■ Aim:
From the listing below, pick out each line with the word "medio".
::: Given data
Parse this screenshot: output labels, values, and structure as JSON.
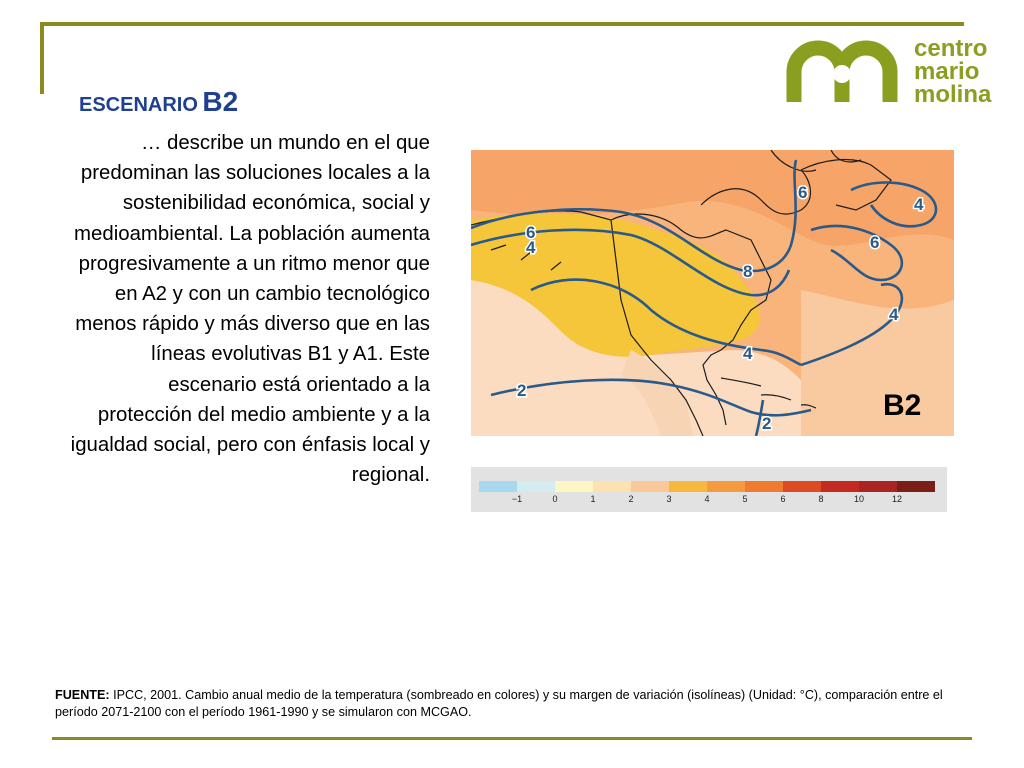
{
  "logo": {
    "line1": "centro",
    "line2": "mario",
    "line3": "molina",
    "color": "#8a9e1f"
  },
  "heading": {
    "prefix": "ESCENARIO",
    "code": "B2"
  },
  "description": "… describe un mundo en el que predominan las soluciones locales a la sostenibilidad económica, social y medioambiental. La población aumenta progresivamente a un ritmo menor que en A2 y con un cambio tecnológico menos rápido y más diverso que en las líneas evolutivas B1 y A1. Este escenario está orientado a la protección del medio ambiente y a la igualdad social, pero con énfasis local y regional.",
  "map": {
    "label": "B2",
    "isoline_labels": [
      "6",
      "4",
      "8",
      "6",
      "4",
      "6",
      "4",
      "4",
      "2",
      "2"
    ]
  },
  "legend": {
    "tick_labels": [
      "−1",
      "0",
      "1",
      "2",
      "3",
      "4",
      "5",
      "6",
      "8",
      "10",
      "12"
    ],
    "colors": [
      "#a8d8ef",
      "#d4ecef",
      "#fcf5c5",
      "#fbe2b0",
      "#fbc89a",
      "#f7b93d",
      "#f59a3e",
      "#f07a2e",
      "#dd4b22",
      "#c52a22",
      "#a82522",
      "#7a1e18"
    ]
  },
  "source": {
    "label": "FUENTE:",
    "text": " IPCC, 2001. Cambio anual medio de la temperatura (sombreado en colores) y su margen de variación (isolíneas) (Unidad: °C), comparación entre el período 2071-2100 con el período 1961-1990 y se simularon con MCGAO."
  }
}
::::::
■ Reply to the task:
  "description": "… describe un mundo en el que predominan las soluciones locales a la sostenibilidad económica, social y medioambiental. La población aumenta progresivamente a un ritmo menor que en A2 y con un cambio tecnológico menos rápido y más diverso que en las líneas evolutivas B1 y A1. Este escenario está orientado a la protección del medio ambiente y a la igualdad social, pero con énfasis local y regional.",
    "text": " IPCC, 2001. Cambio anual medio de la temperatura (sombreado en colores) y su margen de variación (isolíneas) (Unidad: °C), comparación entre el período 2071-2100 con el período 1961-1990 y se simularon con MCGAO."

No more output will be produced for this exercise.